§ **Requirements**
Rewrite the records from the line with "fasteners-tool[interactable]: Fasteners bbox=[318, 48, 390, 129]" to the line with "tree-item-global-x[interactable]: Global X", replacing "volume-icon" with "speaker-icon" and keeping everything else the same.

━━━━━━━━━━━━━━━━━━━━

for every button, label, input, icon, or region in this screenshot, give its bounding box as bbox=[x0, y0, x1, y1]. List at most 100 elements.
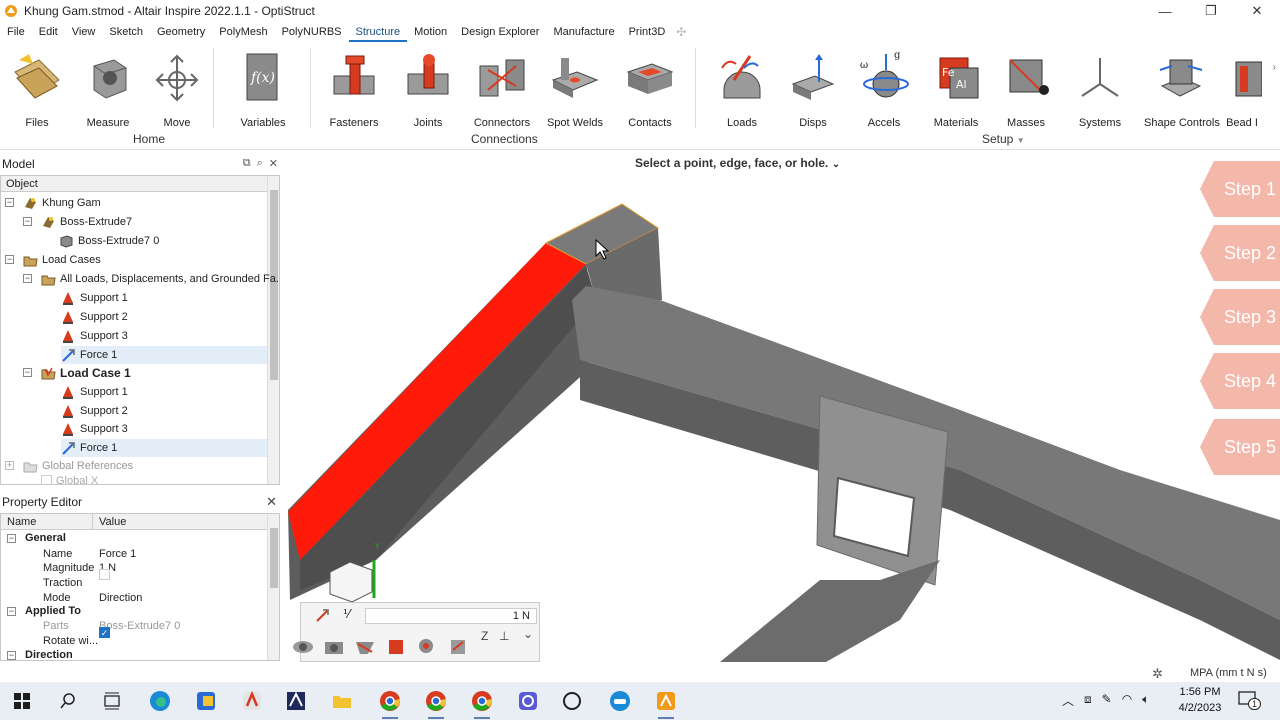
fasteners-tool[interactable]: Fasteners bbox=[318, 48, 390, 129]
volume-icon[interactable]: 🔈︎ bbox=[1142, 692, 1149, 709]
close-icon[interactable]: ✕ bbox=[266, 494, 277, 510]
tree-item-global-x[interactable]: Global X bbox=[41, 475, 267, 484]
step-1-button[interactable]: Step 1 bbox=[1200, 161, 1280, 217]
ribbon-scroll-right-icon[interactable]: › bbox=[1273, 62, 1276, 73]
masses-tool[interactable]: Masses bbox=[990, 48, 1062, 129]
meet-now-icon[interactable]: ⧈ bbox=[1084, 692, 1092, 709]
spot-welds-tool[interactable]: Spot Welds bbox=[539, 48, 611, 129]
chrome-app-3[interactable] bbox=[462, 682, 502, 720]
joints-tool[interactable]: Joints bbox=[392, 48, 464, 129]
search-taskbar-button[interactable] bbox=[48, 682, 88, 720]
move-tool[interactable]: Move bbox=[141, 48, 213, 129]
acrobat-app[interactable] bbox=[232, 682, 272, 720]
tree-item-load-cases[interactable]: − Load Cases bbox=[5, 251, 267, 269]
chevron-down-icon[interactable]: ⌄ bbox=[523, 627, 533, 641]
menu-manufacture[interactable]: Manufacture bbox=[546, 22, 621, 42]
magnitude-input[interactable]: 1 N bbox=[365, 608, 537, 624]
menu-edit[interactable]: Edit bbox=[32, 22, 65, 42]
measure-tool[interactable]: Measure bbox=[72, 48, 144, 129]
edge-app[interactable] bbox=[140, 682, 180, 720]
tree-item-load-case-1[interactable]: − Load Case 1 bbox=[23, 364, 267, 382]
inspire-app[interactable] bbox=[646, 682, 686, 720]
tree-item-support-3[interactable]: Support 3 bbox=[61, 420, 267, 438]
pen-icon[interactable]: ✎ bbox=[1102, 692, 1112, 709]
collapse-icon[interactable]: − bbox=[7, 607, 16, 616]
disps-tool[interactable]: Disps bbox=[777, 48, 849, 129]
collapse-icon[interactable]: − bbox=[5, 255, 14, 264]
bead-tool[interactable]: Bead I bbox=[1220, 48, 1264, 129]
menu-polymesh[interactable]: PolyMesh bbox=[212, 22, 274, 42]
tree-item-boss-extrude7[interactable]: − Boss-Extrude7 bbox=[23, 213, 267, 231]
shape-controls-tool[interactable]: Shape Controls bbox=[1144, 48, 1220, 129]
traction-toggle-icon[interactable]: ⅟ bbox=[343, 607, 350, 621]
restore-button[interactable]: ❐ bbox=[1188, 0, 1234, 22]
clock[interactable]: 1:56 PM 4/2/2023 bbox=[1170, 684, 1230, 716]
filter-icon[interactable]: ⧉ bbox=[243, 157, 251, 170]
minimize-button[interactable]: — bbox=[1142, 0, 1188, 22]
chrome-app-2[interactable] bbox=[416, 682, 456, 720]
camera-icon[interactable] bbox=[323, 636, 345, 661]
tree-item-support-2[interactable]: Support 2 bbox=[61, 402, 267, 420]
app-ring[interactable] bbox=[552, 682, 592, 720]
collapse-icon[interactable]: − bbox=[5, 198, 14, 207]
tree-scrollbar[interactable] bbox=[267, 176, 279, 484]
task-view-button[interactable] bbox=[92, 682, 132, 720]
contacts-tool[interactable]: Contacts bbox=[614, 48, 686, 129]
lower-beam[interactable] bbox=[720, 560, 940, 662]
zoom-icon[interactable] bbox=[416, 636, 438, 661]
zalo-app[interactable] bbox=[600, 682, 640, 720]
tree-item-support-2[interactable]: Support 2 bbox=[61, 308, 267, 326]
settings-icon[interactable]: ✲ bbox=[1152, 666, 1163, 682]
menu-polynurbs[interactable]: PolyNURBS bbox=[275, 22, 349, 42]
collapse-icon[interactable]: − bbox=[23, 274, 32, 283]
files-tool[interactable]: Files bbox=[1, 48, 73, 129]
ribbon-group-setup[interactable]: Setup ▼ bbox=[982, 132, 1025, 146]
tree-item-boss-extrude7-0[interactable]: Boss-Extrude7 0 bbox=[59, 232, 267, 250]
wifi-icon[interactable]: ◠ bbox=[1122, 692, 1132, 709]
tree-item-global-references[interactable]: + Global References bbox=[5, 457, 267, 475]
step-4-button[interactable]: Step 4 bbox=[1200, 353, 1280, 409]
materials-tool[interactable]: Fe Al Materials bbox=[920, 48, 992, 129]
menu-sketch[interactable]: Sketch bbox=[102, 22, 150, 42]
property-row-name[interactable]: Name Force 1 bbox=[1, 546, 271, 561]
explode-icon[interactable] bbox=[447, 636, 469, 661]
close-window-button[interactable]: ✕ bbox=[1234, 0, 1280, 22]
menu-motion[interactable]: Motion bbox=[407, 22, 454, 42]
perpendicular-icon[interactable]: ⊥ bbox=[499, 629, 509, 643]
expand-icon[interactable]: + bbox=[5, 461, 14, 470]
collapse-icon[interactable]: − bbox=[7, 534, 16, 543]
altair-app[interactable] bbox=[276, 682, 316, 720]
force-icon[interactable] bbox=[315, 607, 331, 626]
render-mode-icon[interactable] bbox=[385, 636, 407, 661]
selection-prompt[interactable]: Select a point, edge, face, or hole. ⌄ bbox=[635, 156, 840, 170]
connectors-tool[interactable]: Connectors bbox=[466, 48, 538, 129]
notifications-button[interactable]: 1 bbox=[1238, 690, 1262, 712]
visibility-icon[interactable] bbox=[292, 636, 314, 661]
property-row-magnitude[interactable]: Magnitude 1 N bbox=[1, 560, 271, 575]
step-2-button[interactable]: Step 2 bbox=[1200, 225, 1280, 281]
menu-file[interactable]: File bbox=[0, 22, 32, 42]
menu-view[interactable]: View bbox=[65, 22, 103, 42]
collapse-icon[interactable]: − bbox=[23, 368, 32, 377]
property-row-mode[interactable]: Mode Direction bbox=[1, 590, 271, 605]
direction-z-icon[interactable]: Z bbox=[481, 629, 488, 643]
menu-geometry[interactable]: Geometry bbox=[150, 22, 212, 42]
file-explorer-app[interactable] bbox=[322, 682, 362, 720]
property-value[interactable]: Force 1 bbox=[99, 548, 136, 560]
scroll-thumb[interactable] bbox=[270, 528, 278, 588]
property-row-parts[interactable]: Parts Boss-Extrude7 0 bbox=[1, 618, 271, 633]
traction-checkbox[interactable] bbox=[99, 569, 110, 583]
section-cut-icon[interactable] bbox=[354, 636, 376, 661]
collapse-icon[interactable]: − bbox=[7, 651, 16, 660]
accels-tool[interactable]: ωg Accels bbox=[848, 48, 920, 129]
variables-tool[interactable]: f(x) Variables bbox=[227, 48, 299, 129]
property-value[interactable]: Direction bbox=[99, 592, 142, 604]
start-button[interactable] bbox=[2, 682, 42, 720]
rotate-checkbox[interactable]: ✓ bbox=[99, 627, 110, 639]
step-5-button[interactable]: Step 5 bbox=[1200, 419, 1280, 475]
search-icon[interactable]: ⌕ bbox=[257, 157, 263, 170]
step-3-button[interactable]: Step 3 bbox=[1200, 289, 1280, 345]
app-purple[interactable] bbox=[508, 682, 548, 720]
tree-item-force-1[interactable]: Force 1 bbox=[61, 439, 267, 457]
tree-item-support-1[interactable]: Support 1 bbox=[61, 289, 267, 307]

━━━━━━━━━━━━━━━━━━━━

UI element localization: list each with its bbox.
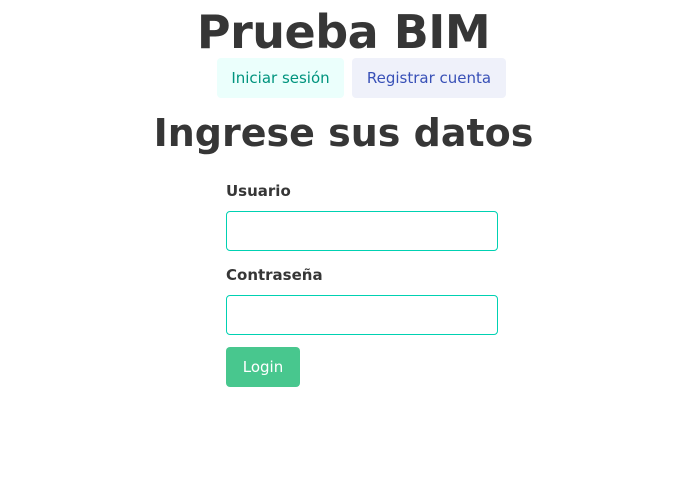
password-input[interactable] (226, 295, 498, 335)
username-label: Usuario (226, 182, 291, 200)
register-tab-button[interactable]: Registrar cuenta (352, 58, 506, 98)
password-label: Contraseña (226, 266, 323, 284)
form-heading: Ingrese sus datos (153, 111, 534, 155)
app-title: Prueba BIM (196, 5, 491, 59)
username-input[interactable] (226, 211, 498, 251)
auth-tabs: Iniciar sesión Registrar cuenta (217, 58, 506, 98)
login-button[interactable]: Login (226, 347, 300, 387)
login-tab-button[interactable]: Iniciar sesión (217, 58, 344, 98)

━━━━━━━━━━━━━━━━━━━━

§ **Expected output**
fasteners-tool[interactable]: Fasteners bbox=[318, 48, 390, 129]
speaker-icon[interactable]: 🔈︎ bbox=[1142, 692, 1149, 709]
close-icon[interactable]: ✕ bbox=[266, 494, 277, 510]
tree-item-global-x[interactable]: Global X bbox=[41, 475, 267, 484]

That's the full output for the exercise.